== Given data ==
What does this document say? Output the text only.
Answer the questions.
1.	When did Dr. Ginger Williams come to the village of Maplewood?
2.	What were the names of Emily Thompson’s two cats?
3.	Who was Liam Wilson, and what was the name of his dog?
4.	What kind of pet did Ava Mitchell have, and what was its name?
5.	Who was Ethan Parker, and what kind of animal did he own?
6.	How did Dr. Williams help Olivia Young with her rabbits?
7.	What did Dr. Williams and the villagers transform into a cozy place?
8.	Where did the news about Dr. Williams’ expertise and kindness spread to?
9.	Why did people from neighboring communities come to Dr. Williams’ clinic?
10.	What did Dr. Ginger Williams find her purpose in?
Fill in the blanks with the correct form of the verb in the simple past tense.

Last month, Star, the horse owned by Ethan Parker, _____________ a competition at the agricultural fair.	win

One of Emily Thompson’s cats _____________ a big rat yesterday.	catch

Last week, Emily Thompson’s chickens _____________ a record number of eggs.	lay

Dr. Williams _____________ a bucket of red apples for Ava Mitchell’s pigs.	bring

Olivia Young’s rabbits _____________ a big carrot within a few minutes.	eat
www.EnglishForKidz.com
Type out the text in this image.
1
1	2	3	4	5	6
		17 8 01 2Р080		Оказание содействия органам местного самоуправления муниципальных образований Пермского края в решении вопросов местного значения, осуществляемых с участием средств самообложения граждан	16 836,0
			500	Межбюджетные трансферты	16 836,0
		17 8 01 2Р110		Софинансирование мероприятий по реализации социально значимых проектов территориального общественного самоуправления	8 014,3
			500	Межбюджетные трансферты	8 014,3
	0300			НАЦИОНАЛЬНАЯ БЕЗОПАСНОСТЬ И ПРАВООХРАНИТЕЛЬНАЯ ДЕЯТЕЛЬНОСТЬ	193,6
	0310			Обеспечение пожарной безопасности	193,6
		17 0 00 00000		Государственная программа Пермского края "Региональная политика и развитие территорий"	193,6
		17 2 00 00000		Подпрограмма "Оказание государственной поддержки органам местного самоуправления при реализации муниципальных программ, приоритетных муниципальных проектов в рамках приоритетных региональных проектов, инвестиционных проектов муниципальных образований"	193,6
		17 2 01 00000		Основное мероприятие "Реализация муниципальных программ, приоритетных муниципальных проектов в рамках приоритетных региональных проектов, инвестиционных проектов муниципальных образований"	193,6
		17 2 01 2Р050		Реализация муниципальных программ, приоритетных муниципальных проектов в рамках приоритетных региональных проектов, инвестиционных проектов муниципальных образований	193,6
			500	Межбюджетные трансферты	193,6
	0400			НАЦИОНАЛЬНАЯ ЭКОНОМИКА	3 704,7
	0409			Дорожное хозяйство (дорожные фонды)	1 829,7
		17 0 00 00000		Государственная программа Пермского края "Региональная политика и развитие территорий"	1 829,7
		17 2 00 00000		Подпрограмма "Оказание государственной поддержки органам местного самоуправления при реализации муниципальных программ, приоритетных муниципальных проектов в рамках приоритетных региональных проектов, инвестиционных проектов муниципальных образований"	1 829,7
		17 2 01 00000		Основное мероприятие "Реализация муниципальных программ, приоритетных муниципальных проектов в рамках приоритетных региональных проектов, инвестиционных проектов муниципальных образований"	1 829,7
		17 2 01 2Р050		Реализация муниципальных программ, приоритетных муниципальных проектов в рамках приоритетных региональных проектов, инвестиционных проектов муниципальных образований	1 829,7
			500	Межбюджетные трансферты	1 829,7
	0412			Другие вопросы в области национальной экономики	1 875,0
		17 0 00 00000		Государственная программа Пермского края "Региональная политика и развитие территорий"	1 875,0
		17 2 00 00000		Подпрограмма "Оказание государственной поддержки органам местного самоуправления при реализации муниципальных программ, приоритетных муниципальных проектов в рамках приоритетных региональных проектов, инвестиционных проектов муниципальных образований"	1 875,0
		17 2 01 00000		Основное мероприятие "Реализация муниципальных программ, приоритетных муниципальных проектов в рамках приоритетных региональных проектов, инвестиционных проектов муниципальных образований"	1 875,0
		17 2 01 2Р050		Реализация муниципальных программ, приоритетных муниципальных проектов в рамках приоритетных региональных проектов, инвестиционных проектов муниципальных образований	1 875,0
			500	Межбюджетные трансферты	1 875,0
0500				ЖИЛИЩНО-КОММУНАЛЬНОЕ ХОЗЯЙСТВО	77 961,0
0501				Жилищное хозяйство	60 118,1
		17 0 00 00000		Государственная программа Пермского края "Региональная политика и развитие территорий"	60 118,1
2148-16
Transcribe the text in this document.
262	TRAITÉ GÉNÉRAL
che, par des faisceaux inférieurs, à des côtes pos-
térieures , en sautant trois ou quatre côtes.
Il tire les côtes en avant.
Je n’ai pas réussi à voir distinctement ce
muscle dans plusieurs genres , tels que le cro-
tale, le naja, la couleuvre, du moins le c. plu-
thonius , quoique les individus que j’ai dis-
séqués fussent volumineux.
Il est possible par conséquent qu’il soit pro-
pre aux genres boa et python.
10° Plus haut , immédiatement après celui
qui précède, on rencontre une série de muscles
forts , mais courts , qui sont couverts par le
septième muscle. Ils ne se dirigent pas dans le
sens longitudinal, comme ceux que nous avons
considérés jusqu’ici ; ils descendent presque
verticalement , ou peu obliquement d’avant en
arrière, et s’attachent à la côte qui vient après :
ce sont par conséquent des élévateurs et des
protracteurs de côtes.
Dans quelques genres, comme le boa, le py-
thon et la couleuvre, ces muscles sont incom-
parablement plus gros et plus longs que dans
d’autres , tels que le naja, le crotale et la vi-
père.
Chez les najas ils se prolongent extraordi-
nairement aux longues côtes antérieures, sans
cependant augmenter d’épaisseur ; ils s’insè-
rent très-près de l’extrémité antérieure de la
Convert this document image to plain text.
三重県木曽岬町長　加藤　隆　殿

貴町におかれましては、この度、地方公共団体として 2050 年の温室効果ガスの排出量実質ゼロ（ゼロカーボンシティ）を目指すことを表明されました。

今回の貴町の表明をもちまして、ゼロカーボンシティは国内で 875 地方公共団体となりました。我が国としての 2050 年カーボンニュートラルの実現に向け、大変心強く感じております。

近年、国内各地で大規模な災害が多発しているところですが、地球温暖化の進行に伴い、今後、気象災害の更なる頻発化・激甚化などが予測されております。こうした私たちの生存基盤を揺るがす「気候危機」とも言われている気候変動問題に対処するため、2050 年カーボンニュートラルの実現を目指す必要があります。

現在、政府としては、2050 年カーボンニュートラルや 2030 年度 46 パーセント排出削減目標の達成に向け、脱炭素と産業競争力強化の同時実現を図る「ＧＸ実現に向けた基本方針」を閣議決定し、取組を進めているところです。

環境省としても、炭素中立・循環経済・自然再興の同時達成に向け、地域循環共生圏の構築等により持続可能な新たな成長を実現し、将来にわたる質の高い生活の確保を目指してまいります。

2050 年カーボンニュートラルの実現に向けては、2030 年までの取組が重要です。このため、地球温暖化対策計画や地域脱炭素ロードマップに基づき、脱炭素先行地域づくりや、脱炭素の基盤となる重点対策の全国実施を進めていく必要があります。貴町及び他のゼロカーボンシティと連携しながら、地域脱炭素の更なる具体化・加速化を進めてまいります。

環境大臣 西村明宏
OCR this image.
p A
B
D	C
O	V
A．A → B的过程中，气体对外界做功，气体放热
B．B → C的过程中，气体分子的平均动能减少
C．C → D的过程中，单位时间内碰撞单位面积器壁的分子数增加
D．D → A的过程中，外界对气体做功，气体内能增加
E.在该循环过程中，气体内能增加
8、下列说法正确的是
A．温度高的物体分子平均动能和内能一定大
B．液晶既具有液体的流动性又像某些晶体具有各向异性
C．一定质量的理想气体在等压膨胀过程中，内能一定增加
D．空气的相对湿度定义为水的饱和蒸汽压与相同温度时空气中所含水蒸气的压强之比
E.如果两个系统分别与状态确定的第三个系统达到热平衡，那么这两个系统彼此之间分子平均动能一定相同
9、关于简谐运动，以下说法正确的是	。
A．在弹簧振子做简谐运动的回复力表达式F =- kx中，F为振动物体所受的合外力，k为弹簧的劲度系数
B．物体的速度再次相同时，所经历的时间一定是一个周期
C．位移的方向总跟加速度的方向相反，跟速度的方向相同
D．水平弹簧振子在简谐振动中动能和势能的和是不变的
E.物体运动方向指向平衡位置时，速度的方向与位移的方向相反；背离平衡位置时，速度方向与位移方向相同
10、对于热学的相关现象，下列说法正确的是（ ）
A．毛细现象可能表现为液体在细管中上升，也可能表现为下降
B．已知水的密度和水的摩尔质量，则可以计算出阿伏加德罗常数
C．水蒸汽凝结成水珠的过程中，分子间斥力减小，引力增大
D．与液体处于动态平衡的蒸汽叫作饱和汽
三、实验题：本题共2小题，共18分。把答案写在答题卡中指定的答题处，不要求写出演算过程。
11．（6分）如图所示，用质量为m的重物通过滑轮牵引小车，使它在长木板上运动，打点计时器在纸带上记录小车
===
__Exercise task__
Note every line above where the string "couleuvre" shows up, and copy those lines.

__Result for this task__
tale, le naja, la couleuvre, du moins le c. plu-
thon et la couleuvre, ces muscles sont incom-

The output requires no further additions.